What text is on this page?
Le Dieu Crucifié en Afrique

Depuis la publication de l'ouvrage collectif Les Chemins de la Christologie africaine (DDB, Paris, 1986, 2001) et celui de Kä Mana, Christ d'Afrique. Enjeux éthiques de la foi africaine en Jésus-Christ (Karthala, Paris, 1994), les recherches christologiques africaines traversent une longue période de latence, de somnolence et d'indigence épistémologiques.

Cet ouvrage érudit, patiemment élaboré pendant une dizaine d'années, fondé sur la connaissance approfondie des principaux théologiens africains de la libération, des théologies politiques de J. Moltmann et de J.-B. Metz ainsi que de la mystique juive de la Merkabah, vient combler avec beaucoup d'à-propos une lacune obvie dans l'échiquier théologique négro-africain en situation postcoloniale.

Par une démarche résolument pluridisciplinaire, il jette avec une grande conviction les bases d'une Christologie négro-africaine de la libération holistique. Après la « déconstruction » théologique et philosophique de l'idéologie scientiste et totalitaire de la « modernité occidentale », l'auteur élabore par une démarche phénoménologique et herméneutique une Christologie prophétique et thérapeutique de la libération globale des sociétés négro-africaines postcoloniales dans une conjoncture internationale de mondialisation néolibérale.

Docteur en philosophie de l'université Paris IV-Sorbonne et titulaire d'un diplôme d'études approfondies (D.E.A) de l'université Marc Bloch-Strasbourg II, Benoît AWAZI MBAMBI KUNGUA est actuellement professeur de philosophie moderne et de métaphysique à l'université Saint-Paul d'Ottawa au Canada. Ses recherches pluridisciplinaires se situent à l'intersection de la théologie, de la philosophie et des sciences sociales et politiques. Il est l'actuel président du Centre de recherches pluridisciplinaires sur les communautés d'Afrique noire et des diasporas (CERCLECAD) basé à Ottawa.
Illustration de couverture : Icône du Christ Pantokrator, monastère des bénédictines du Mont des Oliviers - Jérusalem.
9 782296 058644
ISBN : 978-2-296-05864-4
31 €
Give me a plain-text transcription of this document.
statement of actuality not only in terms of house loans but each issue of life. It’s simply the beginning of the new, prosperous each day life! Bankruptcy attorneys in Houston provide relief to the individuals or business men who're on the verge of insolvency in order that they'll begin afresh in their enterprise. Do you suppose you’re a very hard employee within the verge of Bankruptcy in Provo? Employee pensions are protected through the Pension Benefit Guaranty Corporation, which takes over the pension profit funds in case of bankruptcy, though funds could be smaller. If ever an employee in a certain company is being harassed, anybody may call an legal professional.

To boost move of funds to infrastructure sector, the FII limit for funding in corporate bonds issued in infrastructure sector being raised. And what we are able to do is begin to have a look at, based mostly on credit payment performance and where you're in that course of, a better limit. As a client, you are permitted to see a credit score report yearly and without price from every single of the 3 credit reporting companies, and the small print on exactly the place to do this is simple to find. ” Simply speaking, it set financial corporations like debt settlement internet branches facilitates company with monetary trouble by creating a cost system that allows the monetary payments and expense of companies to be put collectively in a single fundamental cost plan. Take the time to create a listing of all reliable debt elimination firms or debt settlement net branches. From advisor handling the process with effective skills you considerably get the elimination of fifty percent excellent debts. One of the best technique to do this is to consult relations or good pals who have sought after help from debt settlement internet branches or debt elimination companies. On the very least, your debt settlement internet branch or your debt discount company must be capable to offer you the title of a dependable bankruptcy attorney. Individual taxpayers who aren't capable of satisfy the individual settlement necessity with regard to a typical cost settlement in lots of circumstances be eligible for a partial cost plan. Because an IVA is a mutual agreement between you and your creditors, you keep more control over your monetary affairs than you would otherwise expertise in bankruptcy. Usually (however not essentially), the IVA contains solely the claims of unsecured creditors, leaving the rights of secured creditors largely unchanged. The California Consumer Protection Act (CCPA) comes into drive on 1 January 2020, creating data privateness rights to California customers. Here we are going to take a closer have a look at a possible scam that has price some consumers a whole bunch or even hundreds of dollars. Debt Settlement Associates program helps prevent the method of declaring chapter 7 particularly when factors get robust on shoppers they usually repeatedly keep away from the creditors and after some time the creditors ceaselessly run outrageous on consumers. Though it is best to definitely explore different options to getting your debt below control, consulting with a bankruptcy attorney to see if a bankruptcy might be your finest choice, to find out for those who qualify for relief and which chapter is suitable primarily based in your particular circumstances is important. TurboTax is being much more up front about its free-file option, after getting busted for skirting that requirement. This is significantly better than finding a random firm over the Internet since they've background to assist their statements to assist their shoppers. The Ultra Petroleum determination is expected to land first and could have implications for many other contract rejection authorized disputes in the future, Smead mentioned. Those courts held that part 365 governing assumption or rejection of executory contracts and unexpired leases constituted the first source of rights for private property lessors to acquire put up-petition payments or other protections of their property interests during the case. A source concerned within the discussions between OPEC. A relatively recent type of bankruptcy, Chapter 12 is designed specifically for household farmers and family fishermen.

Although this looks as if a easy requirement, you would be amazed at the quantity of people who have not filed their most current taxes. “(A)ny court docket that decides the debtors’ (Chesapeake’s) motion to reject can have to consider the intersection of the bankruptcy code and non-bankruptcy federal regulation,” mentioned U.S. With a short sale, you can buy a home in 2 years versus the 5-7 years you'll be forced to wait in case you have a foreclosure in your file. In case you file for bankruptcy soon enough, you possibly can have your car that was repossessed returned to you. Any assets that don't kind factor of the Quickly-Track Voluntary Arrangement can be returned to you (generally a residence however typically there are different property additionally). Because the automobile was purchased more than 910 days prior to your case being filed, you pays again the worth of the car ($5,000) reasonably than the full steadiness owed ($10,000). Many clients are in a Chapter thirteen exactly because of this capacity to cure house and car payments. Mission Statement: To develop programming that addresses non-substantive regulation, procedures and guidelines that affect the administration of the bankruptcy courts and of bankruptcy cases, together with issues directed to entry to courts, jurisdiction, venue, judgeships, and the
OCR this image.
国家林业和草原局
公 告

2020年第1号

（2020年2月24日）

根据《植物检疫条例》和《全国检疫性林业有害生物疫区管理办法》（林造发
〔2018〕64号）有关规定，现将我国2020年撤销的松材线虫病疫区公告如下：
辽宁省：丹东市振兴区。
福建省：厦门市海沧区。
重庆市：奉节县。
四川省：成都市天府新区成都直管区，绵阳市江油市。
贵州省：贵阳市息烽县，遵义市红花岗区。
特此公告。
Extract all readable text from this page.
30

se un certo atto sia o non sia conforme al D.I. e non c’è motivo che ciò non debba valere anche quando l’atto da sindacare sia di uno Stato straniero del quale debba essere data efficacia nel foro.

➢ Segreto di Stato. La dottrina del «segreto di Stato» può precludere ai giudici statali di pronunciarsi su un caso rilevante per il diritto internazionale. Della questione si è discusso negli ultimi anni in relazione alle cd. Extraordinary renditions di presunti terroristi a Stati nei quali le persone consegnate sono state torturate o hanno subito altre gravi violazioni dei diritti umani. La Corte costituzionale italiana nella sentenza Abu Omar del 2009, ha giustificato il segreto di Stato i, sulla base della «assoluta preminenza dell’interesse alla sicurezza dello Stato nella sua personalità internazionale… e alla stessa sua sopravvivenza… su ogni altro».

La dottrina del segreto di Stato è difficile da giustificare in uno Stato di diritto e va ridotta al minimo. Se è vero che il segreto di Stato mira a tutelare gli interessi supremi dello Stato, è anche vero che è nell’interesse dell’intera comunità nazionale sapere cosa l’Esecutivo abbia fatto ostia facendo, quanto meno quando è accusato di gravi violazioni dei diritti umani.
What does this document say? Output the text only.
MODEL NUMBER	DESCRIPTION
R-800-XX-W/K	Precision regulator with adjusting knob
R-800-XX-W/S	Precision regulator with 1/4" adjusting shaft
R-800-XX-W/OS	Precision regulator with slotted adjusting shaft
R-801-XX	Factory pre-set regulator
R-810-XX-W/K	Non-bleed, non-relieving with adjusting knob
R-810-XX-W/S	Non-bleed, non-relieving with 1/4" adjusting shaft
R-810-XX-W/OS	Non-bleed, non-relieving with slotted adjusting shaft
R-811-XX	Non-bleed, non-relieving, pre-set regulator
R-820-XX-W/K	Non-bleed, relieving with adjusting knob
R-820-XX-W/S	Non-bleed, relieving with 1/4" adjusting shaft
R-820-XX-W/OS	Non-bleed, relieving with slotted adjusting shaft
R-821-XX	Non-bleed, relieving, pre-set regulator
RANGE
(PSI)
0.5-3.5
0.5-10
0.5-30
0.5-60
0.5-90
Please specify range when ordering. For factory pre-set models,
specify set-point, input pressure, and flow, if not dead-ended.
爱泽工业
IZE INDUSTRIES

□ □ □ □ □ □ □

* What is being asked *
Filter the listing above for the string "slotted" and copy every matching line.

* Result of the exercise *
R-800-XX-W/OS	Precision regulator with slotted adjusting shaft
R-810-XX-W/OS	Non-bleed, non-relieving with slotted adjusting shaft
R-820-XX-W/OS	Non-bleed, relieving with slotted adjusting shaft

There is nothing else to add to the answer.